* **ARTICLE**:

The possible window types that you can expect as input are rectangular (`'boxcar'`), `'hamming'` or `'blackmanharris'`.

NOTE: You can approach this task by writing code to find the indices of the local minimas across the main lobe.

_Tip:_ `log10(0)` is not well defined, so its a common practice to add a small value such as `eps = 1e-16` to the magnitude spectrum before computing it in dB. This is optional and will not affect your answers. 
If you find it difficult to concatenate the two halves of the main lobe, you can first center the spectrum using `fftshift()` and then compute the indexes of the minimas around the main lobe.

In [1]:
import os
import sys
import numpy as np

from scipy.signal import get_window
from scipy.fftpack import fft, fftshift

import math
import matplotlib.pyplot as plt
%matplotlib notebook
eps = np.finfo(float).eps

sys.path.append('../software/models/')
import stft
import utilFunctions as UF

In [2]:
# E4 - 1.1: Complete function extract_main_lob()

def extract_main_lobe(window, M, N):
    """Extract the main lobe of the magnitude spectrum of a window, given a window type and its length.
    
    Args:
        window (str): Window type to be used (either rectangular ('boxcar'), 'hamming' or 'blackmanharris')
        M (int): length of the window to be used
        N (int): size of FFT
        
    Results:
        np.array: an array containing the main lobe of the magnitude spectrum of the window in decibels (dB).
    """

    w = get_window(window, M)         # get the window 
    
    ### Your code here
    
    # OPTIONAL plot window
    """
    plt.plot(np.arange(len(w)), w)
    plt.axis([0, len(w), 0.0, 1.0])
    plt.title("Window")

* **SHORT EXERCISE 1**: In the notebook excerpt, which function can center the spectrum before you find the minima around the main lobe?
The records are unrelated to the notebook excerpt.

* **ITEMS**:
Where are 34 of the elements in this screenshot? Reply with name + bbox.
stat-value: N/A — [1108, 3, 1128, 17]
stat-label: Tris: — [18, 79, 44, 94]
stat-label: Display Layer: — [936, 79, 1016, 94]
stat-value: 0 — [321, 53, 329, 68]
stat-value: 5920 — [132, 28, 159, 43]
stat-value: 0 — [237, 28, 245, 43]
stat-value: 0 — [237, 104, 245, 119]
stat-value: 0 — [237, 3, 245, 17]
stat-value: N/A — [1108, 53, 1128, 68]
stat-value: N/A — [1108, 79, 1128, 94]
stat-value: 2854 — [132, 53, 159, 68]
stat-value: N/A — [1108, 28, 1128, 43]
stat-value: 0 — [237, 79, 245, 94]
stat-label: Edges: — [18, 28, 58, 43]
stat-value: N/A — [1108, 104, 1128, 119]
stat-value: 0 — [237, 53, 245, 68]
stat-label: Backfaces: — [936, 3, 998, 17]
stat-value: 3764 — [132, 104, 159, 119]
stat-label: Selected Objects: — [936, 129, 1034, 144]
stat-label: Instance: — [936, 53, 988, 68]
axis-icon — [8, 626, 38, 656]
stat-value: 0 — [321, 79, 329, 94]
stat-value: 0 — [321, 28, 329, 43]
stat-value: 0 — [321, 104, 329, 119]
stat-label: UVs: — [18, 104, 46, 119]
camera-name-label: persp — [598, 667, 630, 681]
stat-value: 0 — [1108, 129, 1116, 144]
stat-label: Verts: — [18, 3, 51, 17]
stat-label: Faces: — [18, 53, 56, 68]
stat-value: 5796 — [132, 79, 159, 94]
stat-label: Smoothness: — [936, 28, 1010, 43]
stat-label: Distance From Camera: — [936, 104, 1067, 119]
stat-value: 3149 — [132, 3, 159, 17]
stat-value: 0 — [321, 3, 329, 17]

* **SHORT EXERCISE 2**: Quote every line of the records word for word.

* **WORKED SOLUTION 1**: fftshift()

* **WORKED SOLUTION 2**:
Where are 34 of the elements in this screenshot? Reply with name + bbox.
stat-value: N/A — [1108, 3, 1128, 17]
stat-label: Tris: — [18, 79, 44, 94]
stat-label: Display Layer: — [936, 79, 1016, 94]
stat-value: 0 — [321, 53, 329, 68]
stat-value: 5920 — [132, 28, 159, 43]
stat-value: 0 — [237, 28, 245, 43]
stat-value: 0 — [237, 104, 245, 119]
stat-value: 0 — [237, 3, 245, 17]
stat-value: N/A — [1108, 53, 1128, 68]
stat-value: N/A — [1108, 79, 1128, 94]
stat-value: 2854 — [132, 53, 159, 68]
stat-value: N/A — [1108, 28, 1128, 43]
stat-value: 0 — [237, 79, 245, 94]
stat-label: Edges: — [18, 28, 58, 43]
stat-value: N/A — [1108, 104, 1128, 119]
stat-value: 0 — [237, 53, 245, 68]
stat-label: Backfaces: — [936, 3, 998, 17]
stat-value: 3764 — [132, 104, 159, 119]
stat-label: Selected Objects: — [936, 129, 1034, 144]
stat-label: Instance: — [936, 53, 988, 68]
axis-icon — [8, 626, 38, 656]
stat-value: 0 — [321, 79, 329, 94]
stat-value: 0 — [321, 28, 329, 43]
stat-value: 0 — [321, 104, 329, 119]
stat-label: UVs: — [18, 104, 46, 119]
camera-name-label: persp — [598, 667, 630, 681]
stat-value: 0 — [1108, 129, 1116, 144]
stat-label: Verts: — [18, 3, 51, 17]
stat-label: Faces: — [18, 53, 56, 68]
stat-value: 5796 — [132, 79, 159, 94]
stat-label: Smoothness: — [936, 28, 1010, 43]
stat-label: Distance From Camera: — [936, 104, 1067, 119]
stat-value: 3149 — [132, 3, 159, 17]
stat-value: 0 — [321, 3, 329, 17]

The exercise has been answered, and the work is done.